Copy each line exactly. Drop every picture.

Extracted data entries
-=-=-
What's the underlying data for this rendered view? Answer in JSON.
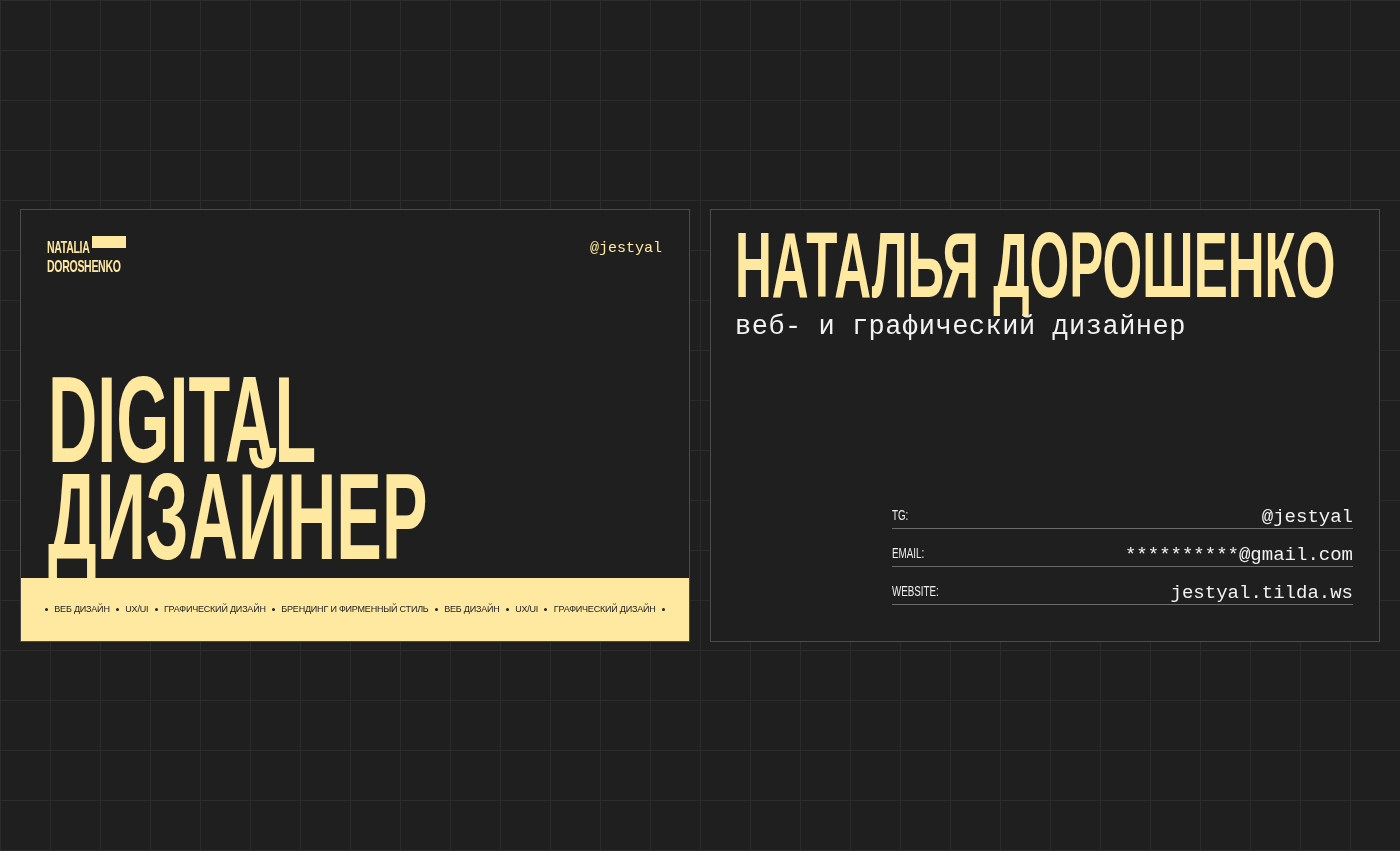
{
  "front": {
    "logo": {
      "line1": "NATALIA",
      "line2": "DOROSHENKO"
    },
    "handle": "@jestyal",
    "headline": [
      "DIGITAL",
      "ДИЗАЙНЕР"
    ],
    "services": [
      "ВЕБ ДИЗАЙН",
      "UX/UI",
      "ГРАФИЧЕСКИЙ ДИЗАЙН",
      "БРЕНДИНГ И ФИРМЕННЫЙ СТИЛЬ",
      "ВЕБ ДИЗАЙН",
      "UX/UI",
      "ГРАФИЧЕСКИЙ ДИЗАЙН"
    ]
  },
  "back": {
    "name": "НАТАЛЬЯ ДОРОШЕНКО",
    "role": "веб- и графический дизайнер",
    "contacts": [
      {
        "label": "TG:",
        "value": "@jestyal"
      },
      {
        "label": "EMAIL:",
        "value": "**********@gmail.com"
      },
      {
        "label": "WEBSITE:",
        "value": "jestyal.tilda.ws"
      }
    ]
  }
}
-=-=-
■ **Solution**:
What's the underlying data for this rendered view? Answer in JSON.
{
  "front": {
    "logo": {
      "line1": "NATALIA",
      "line2": "DOROSHENKO"
    },
    "handle": "@jestyal",
    "headline": [
      "DIGITAL",
      "ДИЗАЙНЕР"
    ],
    "services": [
      "ВЕБ ДИЗАЙН",
      "UX/UI",
      "ГРАФИЧЕСКИЙ ДИЗАЙН",
      "БРЕНДИНГ И ФИРМЕННЫЙ СТИЛЬ",
      "ВЕБ ДИЗАЙН",
      "UX/UI",
      "ГРАФИЧЕСКИЙ ДИЗАЙН"
    ]
  },
  "back": {
    "name": "НАТАЛЬЯ ДОРОШЕНКО",
    "role": "веб- и графический дизайнер",
    "contacts": [
      {
        "label": "TG:",
        "value": "@jestyal"
      },
      {
        "label": "EMAIL:",
        "value": "**********@gmail.com"
      },
      {
        "label": "WEBSITE:",
        "value": "jestyal.tilda.ws"
      }
    ]
  }
}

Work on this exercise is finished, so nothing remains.